§ **Task description**
Copy out each line below exactly as it appears.

(Excerpts from a figure dataset)
====

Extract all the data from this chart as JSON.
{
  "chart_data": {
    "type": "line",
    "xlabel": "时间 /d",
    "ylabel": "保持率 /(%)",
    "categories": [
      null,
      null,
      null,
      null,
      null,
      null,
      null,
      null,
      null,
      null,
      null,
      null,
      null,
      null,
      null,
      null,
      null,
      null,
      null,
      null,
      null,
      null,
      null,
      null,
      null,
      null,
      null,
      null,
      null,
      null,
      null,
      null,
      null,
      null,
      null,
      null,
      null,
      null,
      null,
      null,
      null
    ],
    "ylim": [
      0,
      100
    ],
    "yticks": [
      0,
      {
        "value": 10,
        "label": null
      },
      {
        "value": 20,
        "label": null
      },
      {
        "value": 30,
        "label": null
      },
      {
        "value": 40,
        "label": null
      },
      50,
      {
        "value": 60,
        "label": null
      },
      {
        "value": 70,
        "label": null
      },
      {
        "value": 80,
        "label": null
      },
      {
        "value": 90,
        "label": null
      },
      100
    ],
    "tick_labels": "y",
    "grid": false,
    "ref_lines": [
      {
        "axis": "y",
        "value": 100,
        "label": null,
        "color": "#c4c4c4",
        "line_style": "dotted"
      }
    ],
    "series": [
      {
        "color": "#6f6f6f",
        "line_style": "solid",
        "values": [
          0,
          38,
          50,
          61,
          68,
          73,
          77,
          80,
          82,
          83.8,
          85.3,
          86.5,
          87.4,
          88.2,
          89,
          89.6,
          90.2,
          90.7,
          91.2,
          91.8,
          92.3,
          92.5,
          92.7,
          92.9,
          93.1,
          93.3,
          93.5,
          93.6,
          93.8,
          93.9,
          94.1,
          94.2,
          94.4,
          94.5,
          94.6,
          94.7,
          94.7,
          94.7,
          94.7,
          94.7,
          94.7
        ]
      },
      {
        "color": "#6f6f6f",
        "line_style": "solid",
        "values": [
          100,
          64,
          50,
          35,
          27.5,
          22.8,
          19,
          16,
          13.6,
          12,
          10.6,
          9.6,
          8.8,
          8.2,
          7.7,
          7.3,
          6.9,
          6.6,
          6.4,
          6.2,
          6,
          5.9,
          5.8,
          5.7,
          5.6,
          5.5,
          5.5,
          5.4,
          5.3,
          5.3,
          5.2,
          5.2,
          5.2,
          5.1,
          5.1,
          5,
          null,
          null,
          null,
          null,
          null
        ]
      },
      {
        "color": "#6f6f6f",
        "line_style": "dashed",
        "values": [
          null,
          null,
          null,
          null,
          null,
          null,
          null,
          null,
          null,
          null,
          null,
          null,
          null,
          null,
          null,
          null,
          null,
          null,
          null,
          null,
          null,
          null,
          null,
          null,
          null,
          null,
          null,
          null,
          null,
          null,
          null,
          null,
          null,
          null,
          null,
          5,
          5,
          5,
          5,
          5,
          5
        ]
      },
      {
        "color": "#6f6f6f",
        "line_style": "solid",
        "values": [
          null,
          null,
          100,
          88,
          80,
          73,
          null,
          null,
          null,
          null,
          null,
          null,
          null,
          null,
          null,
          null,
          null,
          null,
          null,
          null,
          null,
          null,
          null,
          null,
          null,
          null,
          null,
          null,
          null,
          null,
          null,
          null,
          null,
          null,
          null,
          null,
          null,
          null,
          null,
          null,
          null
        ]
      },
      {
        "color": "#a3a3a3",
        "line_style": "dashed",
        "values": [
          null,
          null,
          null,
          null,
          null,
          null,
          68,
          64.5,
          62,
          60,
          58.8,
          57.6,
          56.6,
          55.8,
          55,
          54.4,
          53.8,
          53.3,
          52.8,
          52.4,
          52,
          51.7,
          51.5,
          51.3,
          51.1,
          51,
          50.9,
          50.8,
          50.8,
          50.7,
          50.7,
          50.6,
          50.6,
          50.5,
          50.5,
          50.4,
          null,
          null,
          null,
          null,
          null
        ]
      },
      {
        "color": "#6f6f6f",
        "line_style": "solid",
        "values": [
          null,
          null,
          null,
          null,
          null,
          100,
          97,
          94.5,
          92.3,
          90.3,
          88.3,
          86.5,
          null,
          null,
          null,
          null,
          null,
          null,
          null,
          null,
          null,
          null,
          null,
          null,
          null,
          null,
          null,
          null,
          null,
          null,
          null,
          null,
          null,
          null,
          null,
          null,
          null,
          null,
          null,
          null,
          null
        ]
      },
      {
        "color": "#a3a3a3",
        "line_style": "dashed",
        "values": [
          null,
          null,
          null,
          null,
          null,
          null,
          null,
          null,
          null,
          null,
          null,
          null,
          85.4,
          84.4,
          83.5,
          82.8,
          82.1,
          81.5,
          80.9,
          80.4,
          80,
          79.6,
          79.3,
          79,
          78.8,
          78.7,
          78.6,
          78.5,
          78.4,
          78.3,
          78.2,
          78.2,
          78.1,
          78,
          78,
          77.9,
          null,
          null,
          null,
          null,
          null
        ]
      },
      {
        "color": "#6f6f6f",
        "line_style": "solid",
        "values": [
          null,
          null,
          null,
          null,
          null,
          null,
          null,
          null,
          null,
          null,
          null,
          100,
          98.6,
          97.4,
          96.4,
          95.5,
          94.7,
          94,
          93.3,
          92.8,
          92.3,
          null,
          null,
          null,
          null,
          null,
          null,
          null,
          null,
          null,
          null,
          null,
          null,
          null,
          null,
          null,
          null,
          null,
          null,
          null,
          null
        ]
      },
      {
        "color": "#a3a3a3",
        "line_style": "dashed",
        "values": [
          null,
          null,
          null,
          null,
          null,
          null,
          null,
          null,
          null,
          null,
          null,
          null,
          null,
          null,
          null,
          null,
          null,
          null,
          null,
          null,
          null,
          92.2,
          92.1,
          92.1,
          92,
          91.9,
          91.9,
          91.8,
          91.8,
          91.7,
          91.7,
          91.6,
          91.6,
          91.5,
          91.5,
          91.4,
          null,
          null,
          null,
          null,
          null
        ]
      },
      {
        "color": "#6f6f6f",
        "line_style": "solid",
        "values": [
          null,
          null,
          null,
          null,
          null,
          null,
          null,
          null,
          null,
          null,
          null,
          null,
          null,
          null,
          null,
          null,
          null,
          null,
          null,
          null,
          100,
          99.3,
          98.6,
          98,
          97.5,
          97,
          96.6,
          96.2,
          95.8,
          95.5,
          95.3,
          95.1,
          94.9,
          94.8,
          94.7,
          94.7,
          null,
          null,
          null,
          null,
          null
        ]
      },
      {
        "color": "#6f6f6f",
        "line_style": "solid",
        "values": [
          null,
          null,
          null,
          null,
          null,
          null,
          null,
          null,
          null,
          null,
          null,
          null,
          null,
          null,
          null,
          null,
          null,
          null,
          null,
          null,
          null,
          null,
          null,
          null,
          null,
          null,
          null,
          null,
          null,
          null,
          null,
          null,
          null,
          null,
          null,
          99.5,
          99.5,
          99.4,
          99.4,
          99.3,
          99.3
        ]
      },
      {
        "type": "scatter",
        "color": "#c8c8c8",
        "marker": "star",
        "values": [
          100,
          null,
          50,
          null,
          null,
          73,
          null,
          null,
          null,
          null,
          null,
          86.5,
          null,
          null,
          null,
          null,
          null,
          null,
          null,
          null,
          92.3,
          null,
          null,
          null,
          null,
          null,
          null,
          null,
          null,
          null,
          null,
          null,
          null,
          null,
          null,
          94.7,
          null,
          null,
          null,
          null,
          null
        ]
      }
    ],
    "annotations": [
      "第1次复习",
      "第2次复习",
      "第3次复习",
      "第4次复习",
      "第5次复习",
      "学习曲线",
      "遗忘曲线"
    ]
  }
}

====

§ **Task response**
Extract all the data from this chart as JSON.
{
  "chart_data": {
    "type": "line",
    "xlabel": "时间 /d",
    "ylabel": "保持率 /(%)",
    "categories": [
      null,
      null,
      null,
      null,
      null,
      null,
      null,
      null,
      null,
      null,
      null,
      null,
      null,
      null,
      null,
      null,
      null,
      null,
      null,
      null,
      null,
      null,
      null,
      null,
      null,
      null,
      null,
      null,
      null,
      null,
      null,
      null,
      null,
      null,
      null,
      null,
      null,
      null,
      null,
      null,
      null
    ],
    "ylim": [
      0,
      100
    ],
    "yticks": [
      0,
      {
        "value": 10,
        "label": null
      },
      {
        "value": 20,
        "label": null
      },
      {
        "value": 30,
        "label": null
      },
      {
        "value": 40,
        "label": null
      },
      50,
      {
        "value": 60,
        "label": null
      },
      {
        "value": 70,
        "label": null
      },
      {
        "value": 80,
        "label": null
      },
      {
        "value": 90,
        "label": null
      },
      100
    ],
    "tick_labels": "y",
    "grid": false,
    "ref_lines": [
      {
        "axis": "y",
        "value": 100,
        "label": null,
        "color": "#c4c4c4",
        "line_style": "dotted"
      }
    ],
    "series": [
      {
        "color": "#6f6f6f",
        "line_style": "solid",
        "values": [
          0,
          38,
          50,
          61,
          68,
          73,
          77,
          80,
          82,
          83.8,
          85.3,
          86.5,
          87.4,
          88.2,
          89,
          89.6,
          90.2,
          90.7,
          91.2,
          91.8,
          92.3,
          92.5,
          92.7,
          92.9,
          93.1,
          93.3,
          93.5,
          93.6,
          93.8,
          93.9,
          94.1,
          94.2,
          94.4,
          94.5,
          94.6,
          94.7,
          94.7,
          94.7,
          94.7,
          94.7,
          94.7
        ]
      },
      {
        "color": "#6f6f6f",
        "line_style": "solid",
        "values": [
          100,
          64,
          50,
          35,
          27.5,
          22.8,
          19,
          16,
          13.6,
          12,
          10.6,
          9.6,
          8.8,
          8.2,
          7.7,
          7.3,
          6.9,
          6.6,
          6.4,
          6.2,
          6,
          5.9,
          5.8,
          5.7,
          5.6,
          5.5,
          5.5,
          5.4,
          5.3,
          5.3,
          5.2,
          5.2,
          5.2,
          5.1,
          5.1,
          5,
          null,
          null,
          null,
          null,
          null
        ]
      },
      {
        "color": "#6f6f6f",
        "line_style": "dashed",
        "values": [
          null,
          null,
          null,
          null,
          null,
          null,
          null,
          null,
          null,
          null,
          null,
          null,
          null,
          null,
          null,
          null,
          null,
          null,
          null,
          null,
          null,
          null,
          null,
          null,
          null,
          null,
          null,
          null,
          null,
          null,
          null,
          null,
          null,
          null,
          null,
          5,
          5,
          5,
          5,
          5,
          5
        ]
      },
      {
        "color": "#6f6f6f",
        "line_style": "solid",
        "values": [
          null,
          null,
          100,
          88,
          80,
          73,
          null,
          null,
          null,
          null,
          null,
          null,
          null,
          null,
          null,
          null,
          null,
          null,
          null,
          null,
          null,
          null,
          null,
          null,
          null,
          null,
          null,
          null,
          null,
          null,
          null,
          null,
          null,
          null,
          null,
          null,
          null,
          null,
          null,
          null,
          null
        ]
      },
      {
        "color": "#a3a3a3",
        "line_style": "dashed",
        "values": [
          null,
          null,
          null,
          null,
          null,
          null,
          68,
          64.5,
          62,
          60,
          58.8,
          57.6,
          56.6,
          55.8,
          55,
          54.4,
          53.8,
          53.3,
          52.8,
          52.4,
          52,
          51.7,
          51.5,
          51.3,
          51.1,
          51,
          50.9,
          50.8,
          50.8,
          50.7,
          50.7,
          50.6,
          50.6,
          50.5,
          50.5,
          50.4,
          null,
          null,
          null,
          null,
          null
        ]
      },
      {
        "color": "#6f6f6f",
        "line_style": "solid",
        "values": [
          null,
          null,
          null,
          null,
          null,
          100,
          97,
          94.5,
          92.3,
          90.3,
          88.3,
          86.5,
          null,
          null,
          null,
          null,
          null,
          null,
          null,
          null,
          null,
          null,
          null,
          null,
          null,
          null,
          null,
          null,
          null,
          null,
          null,
          null,
          null,
          null,
          null,
          null,
          null,
          null,
          null,
          null,
          null
        ]
      },
      {
        "color": "#a3a3a3",
        "line_style": "dashed",
        "values": [
          null,
          null,
          null,
          null,
          null,
          null,
          null,
          null,
          null,
          null,
          null,
          null,
          85.4,
          84.4,
          83.5,
          82.8,
          82.1,
          81.5,
          80.9,
          80.4,
          80,
          79.6,
          79.3,
          79,
          78.8,
          78.7,
          78.6,
          78.5,
          78.4,
          78.3,
          78.2,
          78.2,
          78.1,
          78,
          78,
          77.9,
          null,
          null,
          null,
          null,
          null
        ]
      },
      {
        "color": "#6f6f6f",
        "line_style": "solid",
        "values": [
          null,
          null,
          null,
          null,
          null,
          null,
          null,
          null,
          null,
          null,
          null,
          100,
          98.6,
          97.4,
          96.4,
          95.5,
          94.7,
          94,
          93.3,
          92.8,
          92.3,
          null,
          null,
          null,
          null,
          null,
          null,
          null,
          null,
          null,
          null,
          null,
          null,
          null,
          null,
          null,
          null,
          null,
          null,
          null,
          null
        ]
      },
      {
        "color": "#a3a3a3",
        "line_style": "dashed",
        "values": [
          null,
          null,
          null,
          null,
          null,
          null,
          null,
          null,
          null,
          null,
          null,
          null,
          null,
          null,
          null,
          null,
          null,
          null,
          null,
          null,
          null,
          92.2,
          92.1,
          92.1,
          92,
          91.9,
          91.9,
          91.8,
          91.8,
          91.7,
          91.7,
          91.6,
          91.6,
          91.5,
          91.5,
          91.4,
          null,
          null,
          null,
          null,
          null
        ]
      },
      {
        "color": "#6f6f6f",
        "line_style": "solid",
        "values": [
          null,
          null,
          null,
          null,
          null,
          null,
          null,
          null,
          null,
          null,
          null,
          null,
          null,
          null,
          null,
          null,
          null,
          null,
          null,
          null,
          100,
          99.3,
          98.6,
          98,
          97.5,
          97,
          96.6,
          96.2,
          95.8,
          95.5,
          95.3,
          95.1,
          94.9,
          94.8,
          94.7,
          94.7,
          null,
          null,
          null,
          null,
          null
        ]
      },
      {
        "color": "#6f6f6f",
        "line_style": "solid",
        "values": [
          null,
          null,
          null,
          null,
          null,
          null,
          null,
          null,
          null,
          null,
          null,
          null,
          null,
          null,
          null,
          null,
          null,
          null,
          null,
          null,
          null,
          null,
          null,
          null,
          null,
          null,
          null,
          null,
          null,
          null,
          null,
          null,
          null,
          null,
          null,
          99.5,
          99.5,
          99.4,
          99.4,
          99.3,
          99.3
        ]
      },
      {
        "type": "scatter",
        "color": "#c8c8c8",
        "marker": "star",
        "values": [
          100,
          null,
          50,
          null,
          null,
          73,
          null,
          null,
          null,
          null,
          null,
          86.5,
          null,
          null,
          null,
          null,
          null,
          null,
          null,
          null,
          92.3,
          null,
          null,
          null,
          null,
          null,
          null,
          null,
          null,
          null,
          null,
          null,
          null,
          null,
          null,
          94.7,
          null,
          null,
          null,
          null,
          null
        ]
      }
    ],
    "annotations": [
      "第1次复习",
      "第2次复习",
      "第3次复习",
      "第4次复习",
      "第5次复习",
      "学习曲线",
      "遗忘曲线"
    ]
  }
}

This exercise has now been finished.